= Problem details =
Output all of the listing below, leaving every line unchanged.

= Entries provided =
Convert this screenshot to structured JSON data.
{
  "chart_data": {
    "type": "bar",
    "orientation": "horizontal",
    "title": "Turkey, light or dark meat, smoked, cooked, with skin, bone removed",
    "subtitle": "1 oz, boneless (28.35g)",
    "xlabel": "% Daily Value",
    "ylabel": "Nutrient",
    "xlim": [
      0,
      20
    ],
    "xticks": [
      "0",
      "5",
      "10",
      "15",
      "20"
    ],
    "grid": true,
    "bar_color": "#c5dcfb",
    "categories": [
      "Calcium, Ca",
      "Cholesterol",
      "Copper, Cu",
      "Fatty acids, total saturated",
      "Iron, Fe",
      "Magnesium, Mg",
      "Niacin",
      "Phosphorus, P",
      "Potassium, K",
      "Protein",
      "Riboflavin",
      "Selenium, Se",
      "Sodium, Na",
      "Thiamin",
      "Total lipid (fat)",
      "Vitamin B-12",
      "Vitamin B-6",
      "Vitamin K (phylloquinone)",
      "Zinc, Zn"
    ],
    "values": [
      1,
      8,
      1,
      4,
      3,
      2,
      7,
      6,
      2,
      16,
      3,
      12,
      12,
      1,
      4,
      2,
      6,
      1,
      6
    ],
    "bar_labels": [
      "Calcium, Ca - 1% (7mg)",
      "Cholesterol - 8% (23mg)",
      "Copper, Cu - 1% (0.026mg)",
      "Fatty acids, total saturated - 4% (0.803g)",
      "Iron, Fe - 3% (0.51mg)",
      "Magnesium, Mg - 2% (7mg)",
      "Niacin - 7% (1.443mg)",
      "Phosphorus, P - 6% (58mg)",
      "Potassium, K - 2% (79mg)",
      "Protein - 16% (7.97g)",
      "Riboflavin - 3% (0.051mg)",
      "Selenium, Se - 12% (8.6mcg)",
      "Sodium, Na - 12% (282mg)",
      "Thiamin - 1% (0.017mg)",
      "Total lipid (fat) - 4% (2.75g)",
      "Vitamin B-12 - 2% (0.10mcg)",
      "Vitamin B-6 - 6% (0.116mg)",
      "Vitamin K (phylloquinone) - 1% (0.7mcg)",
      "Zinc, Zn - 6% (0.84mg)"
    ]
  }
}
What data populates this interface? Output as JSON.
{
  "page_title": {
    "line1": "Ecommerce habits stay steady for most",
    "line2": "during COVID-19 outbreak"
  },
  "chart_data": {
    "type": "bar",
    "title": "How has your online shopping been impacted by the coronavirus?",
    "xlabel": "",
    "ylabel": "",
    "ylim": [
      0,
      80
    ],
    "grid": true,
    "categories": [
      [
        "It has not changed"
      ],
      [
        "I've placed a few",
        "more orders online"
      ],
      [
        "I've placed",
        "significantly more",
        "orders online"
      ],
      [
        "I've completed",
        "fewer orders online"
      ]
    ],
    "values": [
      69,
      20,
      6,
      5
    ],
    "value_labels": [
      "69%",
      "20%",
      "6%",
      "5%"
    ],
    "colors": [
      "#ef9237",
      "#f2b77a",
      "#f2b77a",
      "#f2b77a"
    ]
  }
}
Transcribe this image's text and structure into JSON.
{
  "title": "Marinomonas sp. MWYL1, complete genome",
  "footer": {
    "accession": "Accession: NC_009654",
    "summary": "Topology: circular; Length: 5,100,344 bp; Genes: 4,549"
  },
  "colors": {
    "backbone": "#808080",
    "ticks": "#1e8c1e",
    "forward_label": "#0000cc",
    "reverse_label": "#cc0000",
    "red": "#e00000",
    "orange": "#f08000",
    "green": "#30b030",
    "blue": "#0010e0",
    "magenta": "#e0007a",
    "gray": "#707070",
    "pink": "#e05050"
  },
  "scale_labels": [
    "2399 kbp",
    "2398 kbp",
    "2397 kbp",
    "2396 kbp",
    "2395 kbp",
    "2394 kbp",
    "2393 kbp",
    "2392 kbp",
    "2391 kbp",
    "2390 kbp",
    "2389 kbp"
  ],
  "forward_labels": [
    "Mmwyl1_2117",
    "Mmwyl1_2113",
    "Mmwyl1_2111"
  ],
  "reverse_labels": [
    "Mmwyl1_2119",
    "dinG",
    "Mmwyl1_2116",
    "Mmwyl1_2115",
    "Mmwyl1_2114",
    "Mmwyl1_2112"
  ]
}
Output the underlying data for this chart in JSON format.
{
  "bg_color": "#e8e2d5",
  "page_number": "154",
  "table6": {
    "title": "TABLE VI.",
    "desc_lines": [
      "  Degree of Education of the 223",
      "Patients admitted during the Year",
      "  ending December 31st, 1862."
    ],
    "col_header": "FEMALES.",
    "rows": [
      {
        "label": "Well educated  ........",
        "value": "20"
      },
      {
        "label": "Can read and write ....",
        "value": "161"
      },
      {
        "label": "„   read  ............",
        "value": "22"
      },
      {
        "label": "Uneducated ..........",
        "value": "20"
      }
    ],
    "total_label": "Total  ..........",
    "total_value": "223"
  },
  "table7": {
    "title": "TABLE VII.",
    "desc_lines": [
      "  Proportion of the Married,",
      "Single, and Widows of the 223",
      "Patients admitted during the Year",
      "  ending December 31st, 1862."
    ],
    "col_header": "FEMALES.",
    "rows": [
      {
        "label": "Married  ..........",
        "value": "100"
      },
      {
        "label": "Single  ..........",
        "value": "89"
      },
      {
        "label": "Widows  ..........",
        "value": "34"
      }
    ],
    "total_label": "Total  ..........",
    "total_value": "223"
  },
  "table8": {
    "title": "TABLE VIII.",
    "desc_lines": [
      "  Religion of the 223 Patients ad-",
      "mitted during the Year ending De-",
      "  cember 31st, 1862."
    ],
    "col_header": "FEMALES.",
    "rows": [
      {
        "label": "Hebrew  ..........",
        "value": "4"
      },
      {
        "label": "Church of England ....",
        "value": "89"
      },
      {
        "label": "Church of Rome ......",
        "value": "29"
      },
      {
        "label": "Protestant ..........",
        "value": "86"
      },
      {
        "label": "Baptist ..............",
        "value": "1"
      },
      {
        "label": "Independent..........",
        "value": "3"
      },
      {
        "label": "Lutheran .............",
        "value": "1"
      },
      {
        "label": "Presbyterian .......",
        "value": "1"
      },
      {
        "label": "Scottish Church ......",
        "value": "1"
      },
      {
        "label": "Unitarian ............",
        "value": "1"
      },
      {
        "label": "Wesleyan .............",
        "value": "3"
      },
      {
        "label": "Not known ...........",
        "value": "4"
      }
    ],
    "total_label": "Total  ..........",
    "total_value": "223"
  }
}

= Response box =
Convert this screenshot to structured JSON data.
{
  "chart_data": {
    "type": "bar",
    "orientation": "horizontal",
    "title": "Turkey, light or dark meat, smoked, cooked, with skin, bone removed",
    "subtitle": "1 oz, boneless (28.35g)",
    "xlabel": "% Daily Value",
    "ylabel": "Nutrient",
    "xlim": [
      0,
      20
    ],
    "xticks": [
      "0",
      "5",
      "10",
      "15",
      "20"
    ],
    "grid": true,
    "bar_color": "#c5dcfb",
    "categories": [
      "Calcium, Ca",
      "Cholesterol",
      "Copper, Cu",
      "Fatty acids, total saturated",
      "Iron, Fe",
      "Magnesium, Mg",
      "Niacin",
      "Phosphorus, P",
      "Potassium, K",
      "Protein",
      "Riboflavin",
      "Selenium, Se",
      "Sodium, Na",
      "Thiamin",
      "Total lipid (fat)",
      "Vitamin B-12",
      "Vitamin B-6",
      "Vitamin K (phylloquinone)",
      "Zinc, Zn"
    ],
    "values": [
      1,
      8,
      1,
      4,
      3,
      2,
      7,
      6,
      2,
      16,
      3,
      12,
      12,
      1,
      4,
      2,
      6,
      1,
      6
    ],
    "bar_labels": [
      "Calcium, Ca - 1% (7mg)",
      "Cholesterol - 8% (23mg)",
      "Copper, Cu - 1% (0.026mg)",
      "Fatty acids, total saturated - 4% (0.803g)",
      "Iron, Fe - 3% (0.51mg)",
      "Magnesium, Mg - 2% (7mg)",
      "Niacin - 7% (1.443mg)",
      "Phosphorus, P - 6% (58mg)",
      "Potassium, K - 2% (79mg)",
      "Protein - 16% (7.97g)",
      "Riboflavin - 3% (0.051mg)",
      "Selenium, Se - 12% (8.6mcg)",
      "Sodium, Na - 12% (282mg)",
      "Thiamin - 1% (0.017mg)",
      "Total lipid (fat) - 4% (2.75g)",
      "Vitamin B-12 - 2% (0.10mcg)",
      "Vitamin B-6 - 6% (0.116mg)",
      "Vitamin K (phylloquinone) - 1% (0.7mcg)",
      "Zinc, Zn - 6% (0.84mg)"
    ]
  }
}
What data populates this interface? Output as JSON.
{
  "page_title": {
    "line1": "Ecommerce habits stay steady for most",
    "line2": "during COVID-19 outbreak"
  },
  "chart_data": {
    "type": "bar",
    "title": "How has your online shopping been impacted by the coronavirus?",
    "xlabel": "",
    "ylabel": "",
    "ylim": [
      0,
      80
    ],
    "grid": true,
    "categories": [
      [
        "It has not changed"
      ],
      [
        "I've placed a few",
        "more orders online"
      ],
      [
        "I've placed",
        "significantly more",
        "orders online"
      ],
      [
        "I've completed",
        "fewer orders online"
      ]
    ],
    "values": [
      69,
      20,
      6,
      5
    ],
    "value_labels": [
      "69%",
      "20%",
      "6%",
      "5%"
    ],
    "colors": [
      "#ef9237",
      "#f2b77a",
      "#f2b77a",
      "#f2b77a"
    ]
  }
}
Transcribe this image's text and structure into JSON.
{
  "title": "Marinomonas sp. MWYL1, complete genome",
  "footer": {
    "accession": "Accession: NC_009654",
    "summary": "Topology: circular; Length: 5,100,344 bp; Genes: 4,549"
  },
  "colors": {
    "backbone": "#808080",
    "ticks": "#1e8c1e",
    "forward_label": "#0000cc",
    "reverse_label": "#cc0000",
    "red": "#e00000",
    "orange": "#f08000",
    "green": "#30b030",
    "blue": "#0010e0",
    "magenta": "#e0007a",
    "gray": "#707070",
    "pink": "#e05050"
  },
  "scale_labels": [
    "2399 kbp",
    "2398 kbp",
    "2397 kbp",
    "2396 kbp",
    "2395 kbp",
    "2394 kbp",
    "2393 kbp",
    "2392 kbp",
    "2391 kbp",
    "2390 kbp",
    "2389 kbp"
  ],
  "forward_labels": [
    "Mmwyl1_2117",
    "Mmwyl1_2113",
    "Mmwyl1_2111"
  ],
  "reverse_labels": [
    "Mmwyl1_2119",
    "dinG",
    "Mmwyl1_2116",
    "Mmwyl1_2115",
    "Mmwyl1_2114",
    "Mmwyl1_2112"
  ]
}
Output the underlying data for this chart in JSON format.
{
  "bg_color": "#e8e2d5",
  "page_number": "154",
  "table6": {
    "title": "TABLE VI.",
    "desc_lines": [
      "  Degree of Education of the 223",
      "Patients admitted during the Year",
      "  ending December 31st, 1862."
    ],
    "col_header": "FEMALES.",
    "rows": [
      {
        "label": "Well educated  ........",
        "value": "20"
      },
      {
        "label": "Can read and write ....",
        "value": "161"
      },
      {
        "label": "„   read  ............",
        "value": "22"
      },
      {
        "label": "Uneducated ..........",
        "value": "20"
      }
    ],
    "total_label": "Total  ..........",
    "total_value": "223"
  },
  "table7": {
    "title": "TABLE VII.",
    "desc_lines": [
      "  Proportion of the Married,",
      "Single, and Widows of the 223",
      "Patients admitted during the Year",
      "  ending December 31st, 1862."
    ],
    "col_header": "FEMALES.",
    "rows": [
      {
        "label": "Married  ..........",
        "value": "100"
      },
      {
        "label": "Single  ..........",
        "value": "89"
      },
      {
        "label": "Widows  ..........",
        "value": "34"
      }
    ],
    "total_label": "Total  ..........",
    "total_value": "223"
  },
  "table8": {
    "title": "TABLE VIII.",
    "desc_lines": [
      "  Religion of the 223 Patients ad-",
      "mitted during the Year ending De-",
      "  cember 31st, 1862."
    ],
    "col_header": "FEMALES.",
    "rows": [
      {
        "label": "Hebrew  ..........",
        "value": "4"
      },
      {
        "label": "Church of England ....",
        "value": "89"
      },
      {
        "label": "Church of Rome ......",
        "value": "29"
      },
      {
        "label": "Protestant ..........",
        "value": "86"
      },
      {
        "label": "Baptist ..............",
        "value": "1"
      },
      {
        "label": "Independent..........",
        "value": "3"
      },
      {
        "label": "Lutheran .............",
        "value": "1"
      },
      {
        "label": "Presbyterian .......",
        "value": "1"
      },
      {
        "label": "Scottish Church ......",
        "value": "1"
      },
      {
        "label": "Unitarian ............",
        "value": "1"
      },
      {
        "label": "Wesleyan .............",
        "value": "3"
      },
      {
        "label": "Not known ...........",
        "value": "4"
      }
    ],
    "total_label": "Total  ..........",
    "total_value": "223"
  }
}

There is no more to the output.